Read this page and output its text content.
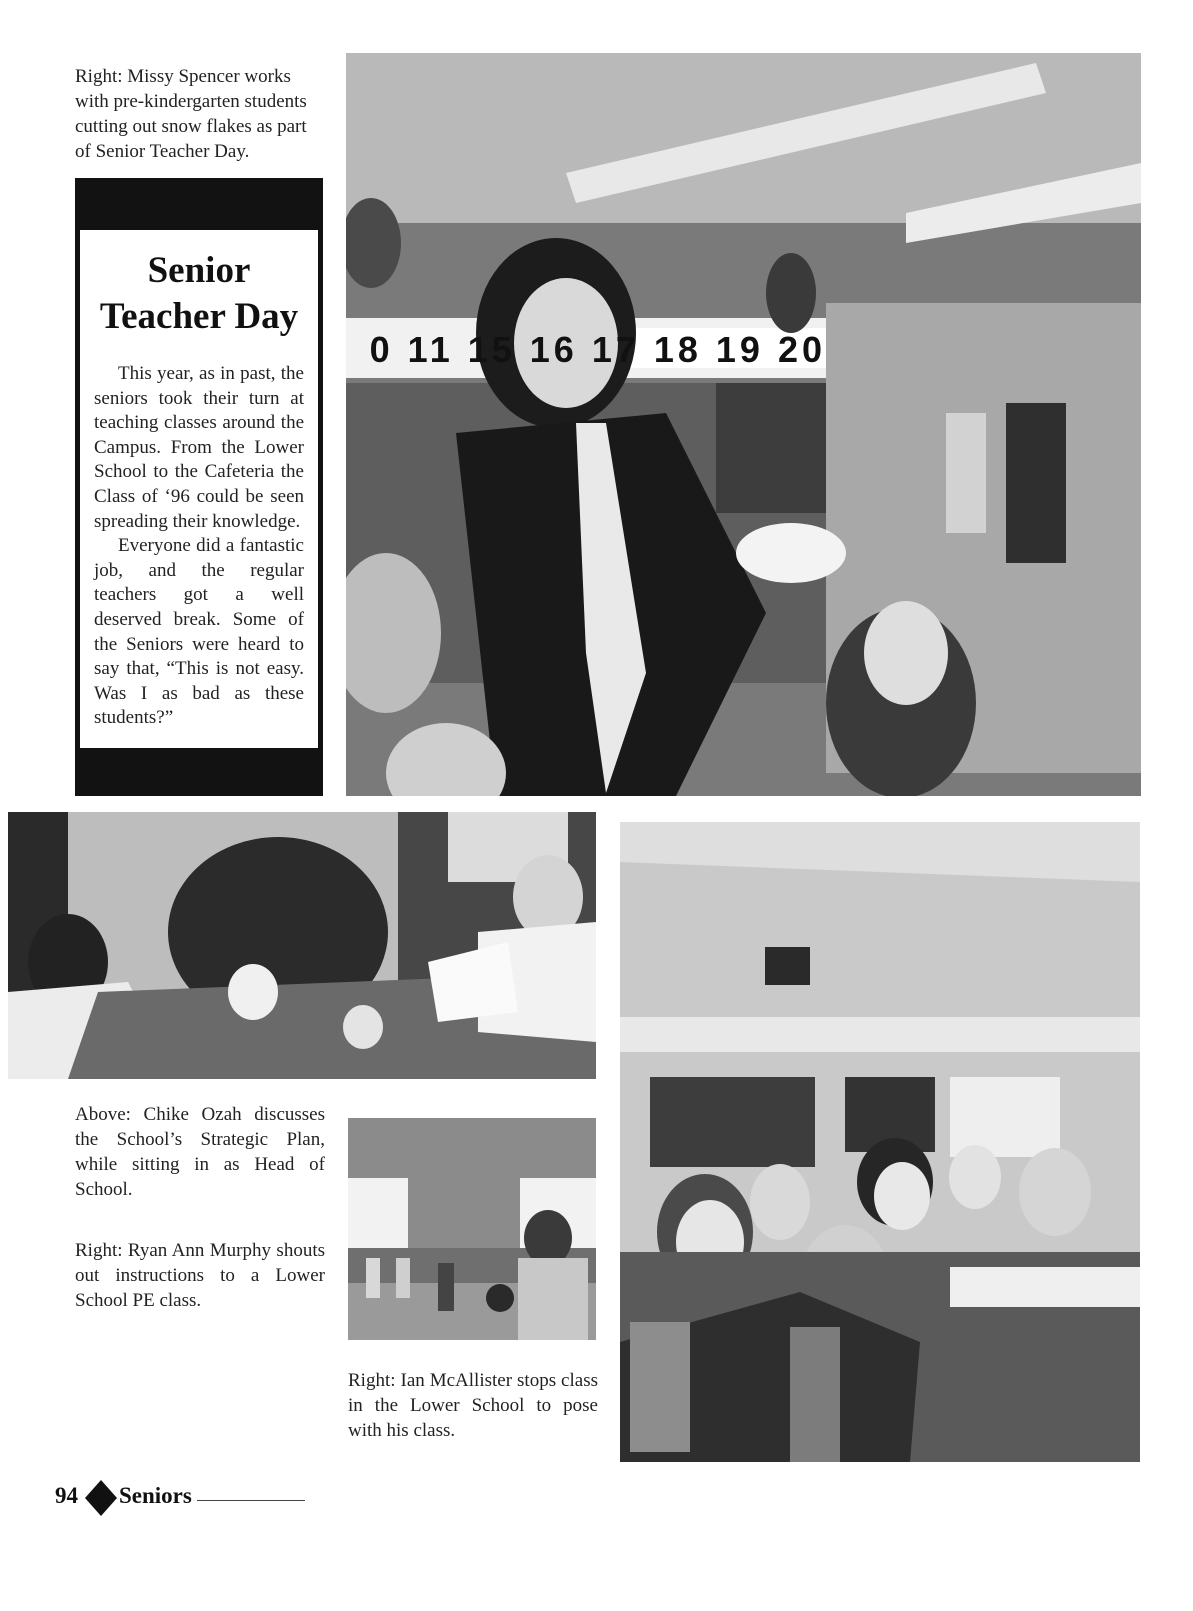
Right: Missy Spencer works with pre-kindergarten students cutting out snow flakes as part of Senior Teacher Day.
Senior
Teacher Day

This year, as in past, the seniors took their turn at teaching classes around the Campus. From the Lower School to the Cafeteria the Class of ‘96 could be seen spreading their knowledge.

Everyone did a fantastic job, and the regular teachers got a well deserved break. Some of the Seniors were heard to say that, “This is not easy. Was I as bad as these students?”

0 11 15 16 17 18 19 20
Above: Chike Ozah discusses the School’s Strategic Plan, while sitting in as Head of School.
Right: Ryan Ann Murphy shouts out instructions to a Lower School PE class.
Right: Ian McAllister stops class in the Lower School to pose with his class.
94 Seniors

########################################

■ Task to complete: Exactly reproduce the entries above, minus the pictures.

■ Exercise solution:
Read this page and output its text content.
Right: Missy Spencer works with pre-kindergarten students cutting out snow flakes as part of Senior Teacher Day.
Senior
Teacher Day

This year, as in past, the seniors took their turn at teaching classes around the Campus. From the Lower School to the Cafeteria the Class of ‘96 could be seen spreading their knowledge.

Everyone did a fantastic job, and the regular teachers got a well deserved break. Some of the Seniors were heard to say that, “This is not easy. Was I as bad as these students?”

0 11 15 16 17 18 19 20
Above: Chike Ozah discusses the School’s Strategic Plan, while sitting in as Head of School.
Right: Ryan Ann Murphy shouts out instructions to a Lower School PE class.
Right: Ian McAllister stops class in the Lower School to pose with his class.
94 Seniors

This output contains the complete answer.